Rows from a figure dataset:

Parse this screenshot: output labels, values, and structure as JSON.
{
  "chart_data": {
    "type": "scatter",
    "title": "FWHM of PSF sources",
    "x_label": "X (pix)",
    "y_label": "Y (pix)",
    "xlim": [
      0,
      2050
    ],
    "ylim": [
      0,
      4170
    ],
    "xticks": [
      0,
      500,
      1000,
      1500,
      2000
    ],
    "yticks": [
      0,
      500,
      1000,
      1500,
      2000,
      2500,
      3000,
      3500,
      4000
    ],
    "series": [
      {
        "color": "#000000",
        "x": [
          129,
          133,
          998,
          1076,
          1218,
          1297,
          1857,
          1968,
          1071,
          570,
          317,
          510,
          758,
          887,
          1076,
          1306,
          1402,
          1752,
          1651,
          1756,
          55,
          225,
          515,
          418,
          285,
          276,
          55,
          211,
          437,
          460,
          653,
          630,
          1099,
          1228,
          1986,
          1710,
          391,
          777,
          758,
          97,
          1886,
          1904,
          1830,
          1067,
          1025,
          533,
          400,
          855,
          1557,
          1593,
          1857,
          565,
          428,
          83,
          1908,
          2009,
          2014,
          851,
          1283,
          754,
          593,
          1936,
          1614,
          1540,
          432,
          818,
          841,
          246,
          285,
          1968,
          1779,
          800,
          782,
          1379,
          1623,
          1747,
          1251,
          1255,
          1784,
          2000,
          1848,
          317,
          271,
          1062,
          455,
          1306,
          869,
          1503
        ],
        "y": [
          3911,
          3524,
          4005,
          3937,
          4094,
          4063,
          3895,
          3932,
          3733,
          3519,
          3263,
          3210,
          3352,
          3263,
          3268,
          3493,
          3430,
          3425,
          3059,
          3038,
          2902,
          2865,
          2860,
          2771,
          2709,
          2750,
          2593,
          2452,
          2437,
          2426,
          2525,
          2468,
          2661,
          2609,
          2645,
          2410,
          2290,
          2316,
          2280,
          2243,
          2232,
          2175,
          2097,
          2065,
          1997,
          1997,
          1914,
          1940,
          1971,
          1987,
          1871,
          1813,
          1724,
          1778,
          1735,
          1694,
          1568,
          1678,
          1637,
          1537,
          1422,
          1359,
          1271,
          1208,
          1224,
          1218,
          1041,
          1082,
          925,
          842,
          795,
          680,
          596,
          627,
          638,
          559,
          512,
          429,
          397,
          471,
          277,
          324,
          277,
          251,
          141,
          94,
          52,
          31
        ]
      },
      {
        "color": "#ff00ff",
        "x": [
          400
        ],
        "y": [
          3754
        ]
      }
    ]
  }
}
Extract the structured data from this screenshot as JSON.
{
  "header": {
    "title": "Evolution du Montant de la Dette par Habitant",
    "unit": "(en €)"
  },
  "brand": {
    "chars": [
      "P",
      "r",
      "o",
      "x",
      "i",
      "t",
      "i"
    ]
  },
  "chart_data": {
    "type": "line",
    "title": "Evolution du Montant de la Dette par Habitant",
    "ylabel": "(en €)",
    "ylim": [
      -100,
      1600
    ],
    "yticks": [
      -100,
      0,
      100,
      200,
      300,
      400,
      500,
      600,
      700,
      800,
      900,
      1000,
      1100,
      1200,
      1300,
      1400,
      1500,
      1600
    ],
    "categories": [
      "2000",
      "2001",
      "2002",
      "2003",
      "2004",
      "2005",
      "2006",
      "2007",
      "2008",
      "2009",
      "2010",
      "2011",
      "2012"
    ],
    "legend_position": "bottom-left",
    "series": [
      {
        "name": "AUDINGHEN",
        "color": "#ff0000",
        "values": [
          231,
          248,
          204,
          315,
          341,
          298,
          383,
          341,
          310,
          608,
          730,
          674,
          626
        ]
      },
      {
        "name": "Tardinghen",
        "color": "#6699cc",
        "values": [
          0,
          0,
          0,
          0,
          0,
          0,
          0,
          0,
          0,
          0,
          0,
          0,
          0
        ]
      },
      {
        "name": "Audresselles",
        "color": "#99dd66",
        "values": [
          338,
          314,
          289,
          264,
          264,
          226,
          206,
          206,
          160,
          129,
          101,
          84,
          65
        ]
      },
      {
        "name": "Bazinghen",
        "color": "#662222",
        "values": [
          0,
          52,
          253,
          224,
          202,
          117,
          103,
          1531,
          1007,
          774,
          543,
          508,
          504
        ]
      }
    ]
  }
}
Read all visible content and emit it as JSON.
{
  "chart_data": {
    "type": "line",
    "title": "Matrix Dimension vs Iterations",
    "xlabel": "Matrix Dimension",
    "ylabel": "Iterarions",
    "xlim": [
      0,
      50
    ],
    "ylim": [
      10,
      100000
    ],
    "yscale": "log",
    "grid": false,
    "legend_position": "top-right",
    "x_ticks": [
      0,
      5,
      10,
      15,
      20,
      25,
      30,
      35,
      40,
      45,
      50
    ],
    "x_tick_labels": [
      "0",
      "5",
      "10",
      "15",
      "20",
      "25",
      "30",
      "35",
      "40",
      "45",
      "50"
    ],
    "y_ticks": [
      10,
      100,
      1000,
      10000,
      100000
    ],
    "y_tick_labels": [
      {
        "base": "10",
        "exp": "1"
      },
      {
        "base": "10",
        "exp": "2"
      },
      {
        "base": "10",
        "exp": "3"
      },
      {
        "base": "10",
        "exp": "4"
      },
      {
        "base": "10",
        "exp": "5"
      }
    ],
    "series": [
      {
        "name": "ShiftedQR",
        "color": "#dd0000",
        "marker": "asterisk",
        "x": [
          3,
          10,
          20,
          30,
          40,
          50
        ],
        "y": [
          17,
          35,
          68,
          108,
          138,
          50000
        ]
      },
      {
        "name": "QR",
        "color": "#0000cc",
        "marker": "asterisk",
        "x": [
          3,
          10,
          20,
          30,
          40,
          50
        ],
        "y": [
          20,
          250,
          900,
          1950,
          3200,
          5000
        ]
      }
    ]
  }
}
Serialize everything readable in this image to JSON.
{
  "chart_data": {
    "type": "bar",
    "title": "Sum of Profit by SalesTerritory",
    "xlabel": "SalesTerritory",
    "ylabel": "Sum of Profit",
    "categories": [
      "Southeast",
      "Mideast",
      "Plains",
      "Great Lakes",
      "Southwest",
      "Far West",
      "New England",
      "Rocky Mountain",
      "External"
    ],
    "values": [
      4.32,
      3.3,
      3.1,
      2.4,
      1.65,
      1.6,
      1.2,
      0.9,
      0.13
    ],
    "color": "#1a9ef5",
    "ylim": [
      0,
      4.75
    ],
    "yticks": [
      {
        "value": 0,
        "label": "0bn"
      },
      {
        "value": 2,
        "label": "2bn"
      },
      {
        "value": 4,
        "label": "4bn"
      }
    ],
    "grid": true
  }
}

WHAT IS ASKED: Collect, from the material above, every line containing the word "name".

WRITTEN REPLY:
        "name": "AUDINGHEN",
        "name": "Tardinghen",
        "name": "Audresselles",
        "name": "Bazinghen",
        "name": "ShiftedQR",
        "name": "QR",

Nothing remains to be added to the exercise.